- Supplied entries
- - -

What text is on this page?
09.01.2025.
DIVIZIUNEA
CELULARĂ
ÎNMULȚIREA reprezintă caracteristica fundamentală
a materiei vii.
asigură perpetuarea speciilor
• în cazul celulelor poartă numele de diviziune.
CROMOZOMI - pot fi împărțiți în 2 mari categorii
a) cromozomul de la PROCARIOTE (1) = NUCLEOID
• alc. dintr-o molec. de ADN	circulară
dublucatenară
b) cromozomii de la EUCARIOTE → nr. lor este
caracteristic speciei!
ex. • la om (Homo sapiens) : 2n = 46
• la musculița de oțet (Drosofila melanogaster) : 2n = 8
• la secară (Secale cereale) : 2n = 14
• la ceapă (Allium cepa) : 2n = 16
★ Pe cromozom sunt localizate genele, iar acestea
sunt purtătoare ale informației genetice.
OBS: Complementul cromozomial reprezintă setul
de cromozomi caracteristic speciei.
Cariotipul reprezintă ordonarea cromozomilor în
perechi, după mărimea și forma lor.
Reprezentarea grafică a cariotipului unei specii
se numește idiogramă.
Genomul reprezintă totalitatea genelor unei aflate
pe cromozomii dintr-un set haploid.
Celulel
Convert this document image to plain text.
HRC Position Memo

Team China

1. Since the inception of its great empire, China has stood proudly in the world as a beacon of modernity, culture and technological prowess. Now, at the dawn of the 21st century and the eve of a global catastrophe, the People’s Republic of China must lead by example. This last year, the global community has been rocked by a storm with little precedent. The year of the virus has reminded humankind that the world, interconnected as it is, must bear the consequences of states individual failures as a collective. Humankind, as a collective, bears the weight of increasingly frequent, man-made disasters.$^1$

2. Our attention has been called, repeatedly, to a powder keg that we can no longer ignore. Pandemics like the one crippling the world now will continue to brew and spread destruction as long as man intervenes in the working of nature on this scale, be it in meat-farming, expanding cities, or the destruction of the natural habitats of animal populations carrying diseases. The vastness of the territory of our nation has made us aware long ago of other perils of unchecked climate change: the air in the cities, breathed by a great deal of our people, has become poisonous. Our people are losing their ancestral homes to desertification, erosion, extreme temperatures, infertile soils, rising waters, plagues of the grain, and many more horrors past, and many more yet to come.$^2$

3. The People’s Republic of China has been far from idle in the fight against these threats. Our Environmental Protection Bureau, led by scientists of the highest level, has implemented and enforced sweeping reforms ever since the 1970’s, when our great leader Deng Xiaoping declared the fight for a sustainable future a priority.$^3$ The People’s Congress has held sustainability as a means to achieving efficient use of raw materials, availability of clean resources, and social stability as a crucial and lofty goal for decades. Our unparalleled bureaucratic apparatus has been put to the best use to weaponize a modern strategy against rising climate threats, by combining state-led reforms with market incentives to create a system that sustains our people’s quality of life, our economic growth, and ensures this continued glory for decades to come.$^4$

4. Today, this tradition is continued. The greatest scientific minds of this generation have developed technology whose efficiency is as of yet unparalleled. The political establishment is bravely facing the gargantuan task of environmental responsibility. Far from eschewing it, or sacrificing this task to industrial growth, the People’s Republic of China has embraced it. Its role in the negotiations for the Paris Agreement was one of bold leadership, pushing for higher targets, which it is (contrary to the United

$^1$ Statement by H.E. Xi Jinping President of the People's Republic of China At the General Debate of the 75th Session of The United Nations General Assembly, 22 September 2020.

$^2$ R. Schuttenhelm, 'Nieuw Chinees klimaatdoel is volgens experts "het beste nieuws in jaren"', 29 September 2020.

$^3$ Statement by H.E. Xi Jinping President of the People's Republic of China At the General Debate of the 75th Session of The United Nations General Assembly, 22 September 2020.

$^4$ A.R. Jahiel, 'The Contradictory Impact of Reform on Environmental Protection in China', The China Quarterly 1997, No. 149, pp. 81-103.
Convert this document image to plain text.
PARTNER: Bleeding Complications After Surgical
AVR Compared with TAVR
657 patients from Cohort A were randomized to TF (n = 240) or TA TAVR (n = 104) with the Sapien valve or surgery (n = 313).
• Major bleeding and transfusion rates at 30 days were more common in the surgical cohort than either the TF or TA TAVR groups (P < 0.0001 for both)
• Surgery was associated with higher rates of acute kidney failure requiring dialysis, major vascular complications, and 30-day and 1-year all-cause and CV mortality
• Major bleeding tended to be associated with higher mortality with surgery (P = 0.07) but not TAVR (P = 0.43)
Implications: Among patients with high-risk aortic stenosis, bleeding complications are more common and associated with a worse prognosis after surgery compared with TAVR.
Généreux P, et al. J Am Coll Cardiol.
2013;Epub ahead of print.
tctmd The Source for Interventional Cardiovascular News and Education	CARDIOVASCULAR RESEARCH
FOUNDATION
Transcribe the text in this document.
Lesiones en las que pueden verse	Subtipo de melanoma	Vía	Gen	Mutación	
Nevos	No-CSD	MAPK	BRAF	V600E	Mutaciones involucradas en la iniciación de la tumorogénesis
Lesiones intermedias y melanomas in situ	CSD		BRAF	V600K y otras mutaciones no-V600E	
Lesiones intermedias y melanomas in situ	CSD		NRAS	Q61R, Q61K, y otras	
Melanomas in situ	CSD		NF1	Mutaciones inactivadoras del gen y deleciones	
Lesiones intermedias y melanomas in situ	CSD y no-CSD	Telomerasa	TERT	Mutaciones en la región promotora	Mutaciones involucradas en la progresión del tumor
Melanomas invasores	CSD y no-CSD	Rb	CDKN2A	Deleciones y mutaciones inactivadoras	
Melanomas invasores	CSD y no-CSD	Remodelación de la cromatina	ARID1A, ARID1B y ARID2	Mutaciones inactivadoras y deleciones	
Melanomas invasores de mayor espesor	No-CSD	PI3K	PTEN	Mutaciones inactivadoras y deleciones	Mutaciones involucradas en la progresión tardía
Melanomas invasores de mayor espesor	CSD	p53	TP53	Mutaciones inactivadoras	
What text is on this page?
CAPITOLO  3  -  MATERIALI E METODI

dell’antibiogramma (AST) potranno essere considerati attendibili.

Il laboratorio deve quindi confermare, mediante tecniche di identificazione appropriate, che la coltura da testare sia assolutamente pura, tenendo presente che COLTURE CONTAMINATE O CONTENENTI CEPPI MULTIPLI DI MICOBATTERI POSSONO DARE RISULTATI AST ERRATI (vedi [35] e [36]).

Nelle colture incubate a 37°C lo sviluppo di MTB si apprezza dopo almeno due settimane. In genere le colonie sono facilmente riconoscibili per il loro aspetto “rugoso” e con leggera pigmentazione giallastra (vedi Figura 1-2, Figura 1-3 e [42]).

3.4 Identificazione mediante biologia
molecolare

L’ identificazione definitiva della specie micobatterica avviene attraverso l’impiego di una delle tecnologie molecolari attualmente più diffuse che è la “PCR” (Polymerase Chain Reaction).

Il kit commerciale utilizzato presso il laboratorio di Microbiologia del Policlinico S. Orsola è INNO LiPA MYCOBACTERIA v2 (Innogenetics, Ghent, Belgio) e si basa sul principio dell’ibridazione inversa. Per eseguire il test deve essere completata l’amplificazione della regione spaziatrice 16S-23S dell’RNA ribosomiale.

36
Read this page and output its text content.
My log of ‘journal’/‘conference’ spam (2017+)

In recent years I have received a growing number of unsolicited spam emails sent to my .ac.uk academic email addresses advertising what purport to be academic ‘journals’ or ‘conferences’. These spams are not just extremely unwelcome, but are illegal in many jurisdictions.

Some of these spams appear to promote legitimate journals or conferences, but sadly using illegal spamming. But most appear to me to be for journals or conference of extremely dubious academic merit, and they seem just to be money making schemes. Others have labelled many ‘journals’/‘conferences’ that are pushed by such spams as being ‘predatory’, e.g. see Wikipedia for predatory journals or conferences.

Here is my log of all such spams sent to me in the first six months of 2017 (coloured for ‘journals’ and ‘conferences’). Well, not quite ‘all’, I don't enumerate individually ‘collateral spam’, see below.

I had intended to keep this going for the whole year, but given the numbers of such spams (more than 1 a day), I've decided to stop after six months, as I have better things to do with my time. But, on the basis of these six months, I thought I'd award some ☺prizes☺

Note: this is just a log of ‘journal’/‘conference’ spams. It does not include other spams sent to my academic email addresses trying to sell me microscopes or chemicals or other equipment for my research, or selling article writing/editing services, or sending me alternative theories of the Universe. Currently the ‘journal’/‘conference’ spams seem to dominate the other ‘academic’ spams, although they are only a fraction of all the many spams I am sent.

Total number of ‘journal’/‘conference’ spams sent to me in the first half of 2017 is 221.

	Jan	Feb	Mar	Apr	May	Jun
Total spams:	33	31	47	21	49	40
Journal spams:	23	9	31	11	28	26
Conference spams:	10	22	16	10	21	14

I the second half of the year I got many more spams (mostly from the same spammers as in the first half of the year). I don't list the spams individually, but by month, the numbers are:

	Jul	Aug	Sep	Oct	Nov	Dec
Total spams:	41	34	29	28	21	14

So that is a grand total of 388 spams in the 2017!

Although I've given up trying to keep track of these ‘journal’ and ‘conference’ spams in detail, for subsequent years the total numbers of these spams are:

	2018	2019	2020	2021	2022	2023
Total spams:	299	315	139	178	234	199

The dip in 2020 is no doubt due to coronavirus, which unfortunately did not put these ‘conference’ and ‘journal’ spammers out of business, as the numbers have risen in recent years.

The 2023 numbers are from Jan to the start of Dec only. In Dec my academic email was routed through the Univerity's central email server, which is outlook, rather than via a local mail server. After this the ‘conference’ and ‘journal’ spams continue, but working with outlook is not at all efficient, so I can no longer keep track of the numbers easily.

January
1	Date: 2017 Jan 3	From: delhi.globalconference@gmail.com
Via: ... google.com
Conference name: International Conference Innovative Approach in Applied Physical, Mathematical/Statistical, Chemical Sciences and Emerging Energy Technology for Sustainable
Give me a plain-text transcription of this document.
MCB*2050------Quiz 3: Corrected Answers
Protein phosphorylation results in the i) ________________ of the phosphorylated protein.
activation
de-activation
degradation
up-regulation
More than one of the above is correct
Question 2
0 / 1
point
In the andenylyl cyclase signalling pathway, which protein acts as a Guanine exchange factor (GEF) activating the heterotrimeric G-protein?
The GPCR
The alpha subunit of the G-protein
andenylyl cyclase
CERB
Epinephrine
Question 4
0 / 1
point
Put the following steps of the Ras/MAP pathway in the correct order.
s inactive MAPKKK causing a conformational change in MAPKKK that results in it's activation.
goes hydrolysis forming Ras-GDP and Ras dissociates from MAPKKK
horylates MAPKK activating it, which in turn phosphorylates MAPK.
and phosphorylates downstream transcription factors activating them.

- - -

- Exercise details
Repeat the lines from the one containing "Give me a plain-text" through the end of the listing, exactly and without any other lines; both ends are included.

- Expected output
Give me a plain-text transcription of this document.
MCB*2050------Quiz 3: Corrected Answers
Protein phosphorylation results in the i) ________________ of the phosphorylated protein.
activation
de-activation
degradation
up-regulation
More than one of the above is correct
Question 2
0 / 1
point
In the andenylyl cyclase signalling pathway, which protein acts as a Guanine exchange factor (GEF) activating the heterotrimeric G-protein?
The GPCR
The alpha subunit of the G-protein
andenylyl cyclase
CERB
Epinephrine
Question 4
0 / 1
point
Put the following steps of the Ras/MAP pathway in the correct order.
s inactive MAPKKK causing a conformational change in MAPKKK that results in it's activation.
goes hydrolysis forming Ras-GDP and Ras dissociates from MAPKKK
horylates MAPKK activating it, which in turn phosphorylates MAPK.
and phosphorylates downstream transcription factors activating them.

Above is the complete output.